■ Problem statement: Compute the number of lines that include the string "temps", then output that number and nothing else.

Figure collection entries
..............................

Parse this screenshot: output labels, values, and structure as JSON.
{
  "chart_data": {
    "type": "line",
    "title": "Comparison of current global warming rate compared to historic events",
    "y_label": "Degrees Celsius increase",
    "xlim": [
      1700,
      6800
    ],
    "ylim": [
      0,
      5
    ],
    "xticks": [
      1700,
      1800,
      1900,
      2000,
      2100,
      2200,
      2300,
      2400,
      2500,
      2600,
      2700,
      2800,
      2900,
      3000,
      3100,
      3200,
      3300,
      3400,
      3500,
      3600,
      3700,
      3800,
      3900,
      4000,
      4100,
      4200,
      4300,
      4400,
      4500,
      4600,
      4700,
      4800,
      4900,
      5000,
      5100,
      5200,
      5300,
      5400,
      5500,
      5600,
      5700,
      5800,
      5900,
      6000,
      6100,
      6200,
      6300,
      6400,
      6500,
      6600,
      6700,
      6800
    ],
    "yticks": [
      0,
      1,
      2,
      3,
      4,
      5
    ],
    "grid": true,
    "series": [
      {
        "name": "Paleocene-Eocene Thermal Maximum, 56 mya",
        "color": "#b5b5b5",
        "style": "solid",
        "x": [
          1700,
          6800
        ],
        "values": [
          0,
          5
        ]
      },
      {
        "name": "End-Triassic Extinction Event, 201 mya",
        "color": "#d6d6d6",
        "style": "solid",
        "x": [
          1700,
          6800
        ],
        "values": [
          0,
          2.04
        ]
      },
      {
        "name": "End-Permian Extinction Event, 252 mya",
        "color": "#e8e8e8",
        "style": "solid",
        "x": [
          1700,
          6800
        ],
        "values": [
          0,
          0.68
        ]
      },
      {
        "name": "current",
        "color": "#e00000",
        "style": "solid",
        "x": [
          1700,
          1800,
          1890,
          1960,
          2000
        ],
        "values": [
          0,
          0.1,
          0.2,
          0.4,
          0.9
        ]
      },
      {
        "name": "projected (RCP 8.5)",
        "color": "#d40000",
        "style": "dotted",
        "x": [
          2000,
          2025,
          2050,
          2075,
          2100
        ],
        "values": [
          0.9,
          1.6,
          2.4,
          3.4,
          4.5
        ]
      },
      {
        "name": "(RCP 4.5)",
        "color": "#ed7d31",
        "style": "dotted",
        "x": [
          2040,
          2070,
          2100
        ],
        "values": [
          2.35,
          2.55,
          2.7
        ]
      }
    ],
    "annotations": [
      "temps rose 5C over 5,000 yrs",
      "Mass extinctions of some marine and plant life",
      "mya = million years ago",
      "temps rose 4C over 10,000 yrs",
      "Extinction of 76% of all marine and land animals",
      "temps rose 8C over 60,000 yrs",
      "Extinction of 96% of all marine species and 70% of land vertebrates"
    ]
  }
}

..............................

■ Problem solution: 3